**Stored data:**
+ + + +
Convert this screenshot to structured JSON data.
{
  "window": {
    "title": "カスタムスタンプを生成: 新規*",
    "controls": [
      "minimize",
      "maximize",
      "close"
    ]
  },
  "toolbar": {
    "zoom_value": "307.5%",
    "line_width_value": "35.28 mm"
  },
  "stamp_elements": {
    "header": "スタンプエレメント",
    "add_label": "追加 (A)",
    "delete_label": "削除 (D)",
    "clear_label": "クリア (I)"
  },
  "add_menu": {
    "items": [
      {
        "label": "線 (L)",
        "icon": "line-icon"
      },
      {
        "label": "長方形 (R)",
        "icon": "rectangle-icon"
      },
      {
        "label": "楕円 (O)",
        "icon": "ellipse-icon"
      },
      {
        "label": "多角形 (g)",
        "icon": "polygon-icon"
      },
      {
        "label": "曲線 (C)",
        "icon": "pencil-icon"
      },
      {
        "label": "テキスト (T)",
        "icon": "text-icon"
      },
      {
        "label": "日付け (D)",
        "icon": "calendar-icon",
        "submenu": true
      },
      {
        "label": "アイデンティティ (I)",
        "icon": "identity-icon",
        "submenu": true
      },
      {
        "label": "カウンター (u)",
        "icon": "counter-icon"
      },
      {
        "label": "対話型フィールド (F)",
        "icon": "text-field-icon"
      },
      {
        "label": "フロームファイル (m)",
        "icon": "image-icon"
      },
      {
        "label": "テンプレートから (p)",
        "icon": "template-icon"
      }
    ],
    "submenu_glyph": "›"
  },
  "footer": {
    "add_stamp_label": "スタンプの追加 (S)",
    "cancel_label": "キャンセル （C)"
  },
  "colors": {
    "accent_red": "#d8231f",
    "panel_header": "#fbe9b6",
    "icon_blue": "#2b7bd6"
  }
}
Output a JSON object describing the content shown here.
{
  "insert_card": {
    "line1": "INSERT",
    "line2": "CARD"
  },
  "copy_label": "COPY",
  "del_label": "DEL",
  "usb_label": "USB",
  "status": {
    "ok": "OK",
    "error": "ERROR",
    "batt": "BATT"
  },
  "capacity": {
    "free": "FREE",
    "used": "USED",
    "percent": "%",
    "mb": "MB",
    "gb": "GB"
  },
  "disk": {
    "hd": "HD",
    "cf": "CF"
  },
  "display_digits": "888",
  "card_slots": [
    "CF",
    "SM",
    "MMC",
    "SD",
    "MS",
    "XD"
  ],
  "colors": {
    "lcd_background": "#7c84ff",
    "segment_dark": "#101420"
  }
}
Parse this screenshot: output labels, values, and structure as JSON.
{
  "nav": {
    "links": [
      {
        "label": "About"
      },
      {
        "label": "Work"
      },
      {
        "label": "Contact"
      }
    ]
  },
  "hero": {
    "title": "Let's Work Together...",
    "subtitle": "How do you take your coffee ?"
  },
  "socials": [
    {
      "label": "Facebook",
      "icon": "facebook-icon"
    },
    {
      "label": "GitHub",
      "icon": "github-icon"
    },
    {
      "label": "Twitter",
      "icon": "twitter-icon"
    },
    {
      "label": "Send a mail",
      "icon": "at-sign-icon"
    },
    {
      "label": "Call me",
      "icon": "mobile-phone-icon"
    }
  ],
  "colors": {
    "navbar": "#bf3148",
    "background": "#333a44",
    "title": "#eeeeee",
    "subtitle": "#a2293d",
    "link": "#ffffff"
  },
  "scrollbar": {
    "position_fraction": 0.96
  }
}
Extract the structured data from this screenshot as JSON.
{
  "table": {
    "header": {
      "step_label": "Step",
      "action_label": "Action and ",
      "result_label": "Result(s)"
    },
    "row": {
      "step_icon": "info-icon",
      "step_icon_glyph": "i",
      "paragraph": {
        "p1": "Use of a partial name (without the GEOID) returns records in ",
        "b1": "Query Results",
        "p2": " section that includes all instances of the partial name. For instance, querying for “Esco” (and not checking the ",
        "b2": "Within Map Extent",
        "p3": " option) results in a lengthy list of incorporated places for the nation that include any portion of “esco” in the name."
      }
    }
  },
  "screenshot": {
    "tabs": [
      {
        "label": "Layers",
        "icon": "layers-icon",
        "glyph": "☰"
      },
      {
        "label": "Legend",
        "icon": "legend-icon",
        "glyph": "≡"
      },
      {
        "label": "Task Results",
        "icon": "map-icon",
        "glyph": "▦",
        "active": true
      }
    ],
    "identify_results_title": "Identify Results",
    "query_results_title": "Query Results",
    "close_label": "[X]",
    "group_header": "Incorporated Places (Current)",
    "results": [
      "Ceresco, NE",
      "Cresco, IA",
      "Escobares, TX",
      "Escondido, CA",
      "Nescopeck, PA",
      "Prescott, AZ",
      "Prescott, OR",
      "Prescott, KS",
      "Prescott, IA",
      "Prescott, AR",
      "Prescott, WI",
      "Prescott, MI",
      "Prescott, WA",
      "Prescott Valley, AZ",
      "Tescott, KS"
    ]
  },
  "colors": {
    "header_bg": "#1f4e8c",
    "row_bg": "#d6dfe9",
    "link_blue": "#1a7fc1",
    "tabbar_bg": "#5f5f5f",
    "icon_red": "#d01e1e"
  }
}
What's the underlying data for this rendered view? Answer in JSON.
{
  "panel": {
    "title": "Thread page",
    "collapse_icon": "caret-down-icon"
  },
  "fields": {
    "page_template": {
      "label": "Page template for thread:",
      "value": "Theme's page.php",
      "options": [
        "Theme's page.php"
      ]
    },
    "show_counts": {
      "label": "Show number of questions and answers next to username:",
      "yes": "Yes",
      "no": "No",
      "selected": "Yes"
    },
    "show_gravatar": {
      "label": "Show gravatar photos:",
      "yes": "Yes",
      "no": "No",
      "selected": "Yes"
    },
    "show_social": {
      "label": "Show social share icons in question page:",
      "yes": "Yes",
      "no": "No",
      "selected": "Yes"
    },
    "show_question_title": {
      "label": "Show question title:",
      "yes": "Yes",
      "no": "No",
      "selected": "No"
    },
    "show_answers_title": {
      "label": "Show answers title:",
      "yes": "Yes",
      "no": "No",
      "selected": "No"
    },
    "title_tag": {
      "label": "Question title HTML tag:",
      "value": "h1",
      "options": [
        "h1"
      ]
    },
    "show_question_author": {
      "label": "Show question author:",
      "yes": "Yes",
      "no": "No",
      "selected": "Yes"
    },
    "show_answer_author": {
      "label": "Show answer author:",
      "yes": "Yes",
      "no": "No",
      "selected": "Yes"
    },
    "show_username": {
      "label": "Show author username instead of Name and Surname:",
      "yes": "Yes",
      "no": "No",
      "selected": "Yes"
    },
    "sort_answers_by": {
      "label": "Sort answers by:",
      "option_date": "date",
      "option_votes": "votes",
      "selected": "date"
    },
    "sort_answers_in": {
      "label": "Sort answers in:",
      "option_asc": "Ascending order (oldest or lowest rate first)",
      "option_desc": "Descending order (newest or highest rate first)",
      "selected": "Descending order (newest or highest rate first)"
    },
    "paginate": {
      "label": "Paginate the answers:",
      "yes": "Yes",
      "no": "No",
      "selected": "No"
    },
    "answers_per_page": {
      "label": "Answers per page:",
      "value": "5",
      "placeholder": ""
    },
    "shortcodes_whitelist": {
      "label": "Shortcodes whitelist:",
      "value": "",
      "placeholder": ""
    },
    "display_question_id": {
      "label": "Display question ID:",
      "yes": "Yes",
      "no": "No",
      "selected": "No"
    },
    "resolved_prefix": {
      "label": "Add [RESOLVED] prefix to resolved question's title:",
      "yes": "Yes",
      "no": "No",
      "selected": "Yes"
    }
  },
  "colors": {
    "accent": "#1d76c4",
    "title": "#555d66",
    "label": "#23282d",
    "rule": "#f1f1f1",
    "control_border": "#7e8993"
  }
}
+ + + +
**What you need to do:**
Transcribe the material above word for word.

**Result of the exercise:**
Convert this screenshot to structured JSON data.
{
  "window": {
    "title": "カスタムスタンプを生成: 新規*",
    "controls": [
      "minimize",
      "maximize",
      "close"
    ]
  },
  "toolbar": {
    "zoom_value": "307.5%",
    "line_width_value": "35.28 mm"
  },
  "stamp_elements": {
    "header": "スタンプエレメント",
    "add_label": "追加 (A)",
    "delete_label": "削除 (D)",
    "clear_label": "クリア (I)"
  },
  "add_menu": {
    "items": [
      {
        "label": "線 (L)",
        "icon": "line-icon"
      },
      {
        "label": "長方形 (R)",
        "icon": "rectangle-icon"
      },
      {
        "label": "楕円 (O)",
        "icon": "ellipse-icon"
      },
      {
        "label": "多角形 (g)",
        "icon": "polygon-icon"
      },
      {
        "label": "曲線 (C)",
        "icon": "pencil-icon"
      },
      {
        "label": "テキスト (T)",
        "icon": "text-icon"
      },
      {
        "label": "日付け (D)",
        "icon": "calendar-icon",
        "submenu": true
      },
      {
        "label": "アイデンティティ (I)",
        "icon": "identity-icon",
        "submenu": true
      },
      {
        "label": "カウンター (u)",
        "icon": "counter-icon"
      },
      {
        "label": "対話型フィールド (F)",
        "icon": "text-field-icon"
      },
      {
        "label": "フロームファイル (m)",
        "icon": "image-icon"
      },
      {
        "label": "テンプレートから (p)",
        "icon": "template-icon"
      }
    ],
    "submenu_glyph": "›"
  },
  "footer": {
    "add_stamp_label": "スタンプの追加 (S)",
    "cancel_label": "キャンセル （C)"
  },
  "colors": {
    "accent_red": "#d8231f",
    "panel_header": "#fbe9b6",
    "icon_blue": "#2b7bd6"
  }
}
Output a JSON object describing the content shown here.
{
  "insert_card": {
    "line1": "INSERT",
    "line2": "CARD"
  },
  "copy_label": "COPY",
  "del_label": "DEL",
  "usb_label": "USB",
  "status": {
    "ok": "OK",
    "error": "ERROR",
    "batt": "BATT"
  },
  "capacity": {
    "free": "FREE",
    "used": "USED",
    "percent": "%",
    "mb": "MB",
    "gb": "GB"
  },
  "disk": {
    "hd": "HD",
    "cf": "CF"
  },
  "display_digits": "888",
  "card_slots": [
    "CF",
    "SM",
    "MMC",
    "SD",
    "MS",
    "XD"
  ],
  "colors": {
    "lcd_background": "#7c84ff",
    "segment_dark": "#101420"
  }
}
Parse this screenshot: output labels, values, and structure as JSON.
{
  "nav": {
    "links": [
      {
        "label": "About"
      },
      {
        "label": "Work"
      },
      {
        "label": "Contact"
      }
    ]
  },
  "hero": {
    "title": "Let's Work Together...",
    "subtitle": "How do you take your coffee ?"
  },
  "socials": [
    {
      "label": "Facebook",
      "icon": "facebook-icon"
    },
    {
      "label": "GitHub",
      "icon": "github-icon"
    },
    {
      "label": "Twitter",
      "icon": "twitter-icon"
    },
    {
      "label": "Send a mail",
      "icon": "at-sign-icon"
    },
    {
      "label": "Call me",
      "icon": "mobile-phone-icon"
    }
  ],
  "colors": {
    "navbar": "#bf3148",
    "background": "#333a44",
    "title": "#eeeeee",
    "subtitle": "#a2293d",
    "link": "#ffffff"
  },
  "scrollbar": {
    "position_fraction": 0.96
  }
}
Extract the structured data from this screenshot as JSON.
{
  "table": {
    "header": {
      "step_label": "Step",
      "action_label": "Action and ",
      "result_label": "Result(s)"
    },
    "row": {
      "step_icon": "info-icon",
      "step_icon_glyph": "i",
      "paragraph": {
        "p1": "Use of a partial name (without the GEOID) returns records in ",
        "b1": "Query Results",
        "p2": " section that includes all instances of the partial name. For instance, querying for “Esco” (and not checking the ",
        "b2": "Within Map Extent",
        "p3": " option) results in a lengthy list of incorporated places for the nation that include any portion of “esco” in the name."
      }
    }
  },
  "screenshot": {
    "tabs": [
      {
        "label": "Layers",
        "icon": "layers-icon",
        "glyph": "☰"
      },
      {
        "label": "Legend",
        "icon": "legend-icon",
        "glyph": "≡"
      },
      {
        "label": "Task Results",
        "icon": "map-icon",
        "glyph": "▦",
        "active": true
      }
    ],
    "identify_results_title": "Identify Results",
    "query_results_title": "Query Results",
    "close_label": "[X]",
    "group_header": "Incorporated Places (Current)",
    "results": [
      "Ceresco, NE",
      "Cresco, IA",
      "Escobares, TX",
      "Escondido, CA",
      "Nescopeck, PA",
      "Prescott, AZ",
      "Prescott, OR",
      "Prescott, KS",
      "Prescott, IA",
      "Prescott, AR",
      "Prescott, WI",
      "Prescott, MI",
      "Prescott, WA",
      "Prescott Valley, AZ",
      "Tescott, KS"
    ]
  },
  "colors": {
    "header_bg": "#1f4e8c",
    "row_bg": "#d6dfe9",
    "link_blue": "#1a7fc1",
    "tabbar_bg": "#5f5f5f",
    "icon_red": "#d01e1e"
  }
}
What's the underlying data for this rendered view? Answer in JSON.
{
  "panel": {
    "title": "Thread page",
    "collapse_icon": "caret-down-icon"
  },
  "fields": {
    "page_template": {
      "label": "Page template for thread:",
      "value": "Theme's page.php",
      "options": [
        "Theme's page.php"
      ]
    },
    "show_counts": {
      "label": "Show number of questions and answers next to username:",
      "yes": "Yes",
      "no": "No",
      "selected": "Yes"
    },
    "show_gravatar": {
      "label": "Show gravatar photos:",
      "yes": "Yes",
      "no": "No",
      "selected": "Yes"
    },
    "show_social": {
      "label": "Show social share icons in question page:",
      "yes": "Yes",
      "no": "No",
      "selected": "Yes"
    },
    "show_question_title": {
      "label": "Show question title:",
      "yes": "Yes",
      "no": "No",
      "selected": "No"
    },
    "show_answers_title": {
      "label": "Show answers title:",
      "yes": "Yes",
      "no": "No",
      "selected": "No"
    },
    "title_tag": {
      "label": "Question title HTML tag:",
      "value": "h1",
      "options": [
        "h1"
      ]
    },
    "show_question_author": {
      "label": "Show question author:",
      "yes": "Yes",
      "no": "No",
      "selected": "Yes"
    },
    "show_answer_author": {
      "label": "Show answer author:",
      "yes": "Yes",
      "no": "No",
      "selected": "Yes"
    },
    "show_username": {
      "label": "Show author username instead of Name and Surname:",
      "yes": "Yes",
      "no": "No",
      "selected": "Yes"
    },
    "sort_answers_by": {
      "label": "Sort answers by:",
      "option_date": "date",
      "option_votes": "votes",
      "selected": "date"
    },
    "sort_answers_in": {
      "label": "Sort answers in:",
      "option_asc": "Ascending order (oldest or lowest rate first)",
      "option_desc": "Descending order (newest or highest rate first)",
      "selected": "Descending order (newest or highest rate first)"
    },
    "paginate": {
      "label": "Paginate the answers:",
      "yes": "Yes",
      "no": "No",
      "selected": "No"
    },
    "answers_per_page": {
      "label": "Answers per page:",
      "value": "5",
      "placeholder": ""
    },
    "shortcodes_whitelist": {
      "label": "Shortcodes whitelist:",
      "value": "",
      "placeholder": ""
    },
    "display_question_id": {
      "label": "Display question ID:",
      "yes": "Yes",
      "no": "No",
      "selected": "No"
    },
    "resolved_prefix": {
      "label": "Add [RESOLVED] prefix to resolved question's title:",
      "yes": "Yes",
      "no": "No",
      "selected": "Yes"
    }
  },
  "colors": {
    "accent": "#1d76c4",
    "title": "#555d66",
    "label": "#23282d",
    "rule": "#f1f1f1",
    "control_border": "#7e8993"
  }
}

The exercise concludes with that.